* What this task involves *
Every line below should be repeated exactly.

Stored data
------------------------------

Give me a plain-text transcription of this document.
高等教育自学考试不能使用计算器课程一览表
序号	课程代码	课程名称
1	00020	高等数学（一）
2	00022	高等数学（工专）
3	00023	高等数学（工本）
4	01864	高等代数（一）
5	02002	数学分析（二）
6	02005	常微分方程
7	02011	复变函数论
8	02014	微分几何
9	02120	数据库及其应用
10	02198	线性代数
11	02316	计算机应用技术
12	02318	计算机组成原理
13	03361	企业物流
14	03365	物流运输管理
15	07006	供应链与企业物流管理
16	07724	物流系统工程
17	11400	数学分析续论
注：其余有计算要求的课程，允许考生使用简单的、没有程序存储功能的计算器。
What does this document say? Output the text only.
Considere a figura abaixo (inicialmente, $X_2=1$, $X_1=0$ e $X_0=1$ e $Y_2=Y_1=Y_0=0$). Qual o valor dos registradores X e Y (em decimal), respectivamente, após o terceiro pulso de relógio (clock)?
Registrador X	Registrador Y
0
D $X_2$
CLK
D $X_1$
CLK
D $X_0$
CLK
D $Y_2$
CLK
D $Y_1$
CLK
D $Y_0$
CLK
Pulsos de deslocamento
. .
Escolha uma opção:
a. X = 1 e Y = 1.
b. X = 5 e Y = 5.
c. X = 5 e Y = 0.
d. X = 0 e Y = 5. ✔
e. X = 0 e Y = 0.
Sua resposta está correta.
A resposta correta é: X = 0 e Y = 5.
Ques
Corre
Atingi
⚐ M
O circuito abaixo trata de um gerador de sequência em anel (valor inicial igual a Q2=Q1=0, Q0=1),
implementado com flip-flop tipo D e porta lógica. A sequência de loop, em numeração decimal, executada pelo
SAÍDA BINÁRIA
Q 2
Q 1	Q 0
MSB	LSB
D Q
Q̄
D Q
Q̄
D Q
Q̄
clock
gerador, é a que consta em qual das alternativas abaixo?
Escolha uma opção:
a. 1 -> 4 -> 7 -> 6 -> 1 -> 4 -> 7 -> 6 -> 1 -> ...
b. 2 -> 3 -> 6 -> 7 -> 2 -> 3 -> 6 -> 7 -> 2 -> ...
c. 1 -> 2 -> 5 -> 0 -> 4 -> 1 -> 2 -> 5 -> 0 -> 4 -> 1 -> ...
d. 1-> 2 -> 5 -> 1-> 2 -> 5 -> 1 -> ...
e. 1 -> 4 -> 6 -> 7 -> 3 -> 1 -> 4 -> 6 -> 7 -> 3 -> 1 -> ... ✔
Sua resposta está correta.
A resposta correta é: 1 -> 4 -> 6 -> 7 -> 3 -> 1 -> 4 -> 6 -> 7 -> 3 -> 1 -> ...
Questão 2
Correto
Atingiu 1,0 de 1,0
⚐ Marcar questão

------------------------------

* Solution to the exercise *
Give me a plain-text transcription of this document.
高等教育自学考试不能使用计算器课程一览表
序号	课程代码	课程名称
1	00020	高等数学（一）
2	00022	高等数学（工专）
3	00023	高等数学（工本）
4	01864	高等代数（一）
5	02002	数学分析（二）
6	02005	常微分方程
7	02011	复变函数论
8	02014	微分几何
9	02120	数据库及其应用
10	02198	线性代数
11	02316	计算机应用技术
12	02318	计算机组成原理
13	03361	企业物流
14	03365	物流运输管理
15	07006	供应链与企业物流管理
16	07724	物流系统工程
17	11400	数学分析续论
注：其余有计算要求的课程，允许考生使用简单的、没有程序存储功能的计算器。
What does this document say? Output the text only.
Considere a figura abaixo (inicialmente, $X_2=1$, $X_1=0$ e $X_0=1$ e $Y_2=Y_1=Y_0=0$). Qual o valor dos registradores X e Y (em decimal), respectivamente, após o terceiro pulso de relógio (clock)?
Registrador X	Registrador Y
0
D $X_2$
CLK
D $X_1$
CLK
D $X_0$
CLK
D $Y_2$
CLK
D $Y_1$
CLK
D $Y_0$
CLK
Pulsos de deslocamento
. .
Escolha uma opção:
a. X = 1 e Y = 1.
b. X = 5 e Y = 5.
c. X = 5 e Y = 0.
d. X = 0 e Y = 5. ✔
e. X = 0 e Y = 0.
Sua resposta está correta.
A resposta correta é: X = 0 e Y = 5.
Ques
Corre
Atingi
⚐ M
O circuito abaixo trata de um gerador de sequência em anel (valor inicial igual a Q2=Q1=0, Q0=1),
implementado com flip-flop tipo D e porta lógica. A sequência de loop, em numeração decimal, executada pelo
SAÍDA BINÁRIA
Q 2
Q 1	Q 0
MSB	LSB
D Q
Q̄
D Q
Q̄
D Q
Q̄
clock
gerador, é a que consta em qual das alternativas abaixo?
Escolha uma opção:
a. 1 -> 4 -> 7 -> 6 -> 1 -> 4 -> 7 -> 6 -> 1 -> ...
b. 2 -> 3 -> 6 -> 7 -> 2 -> 3 -> 6 -> 7 -> 2 -> ...
c. 1 -> 2 -> 5 -> 0 -> 4 -> 1 -> 2 -> 5 -> 0 -> 4 -> 1 -> ...
d. 1-> 2 -> 5 -> 1-> 2 -> 5 -> 1 -> ...
e. 1 -> 4 -> 6 -> 7 -> 3 -> 1 -> 4 -> 6 -> 7 -> 3 -> 1 -> ... ✔
Sua resposta está correta.
A resposta correta é: 1 -> 4 -> 6 -> 7 -> 3 -> 1 -> 4 -> 6 -> 7 -> 3 -> 1 -> ...
Questão 2
Correto
Atingiu 1,0 de 1,0
⚐ Marcar questão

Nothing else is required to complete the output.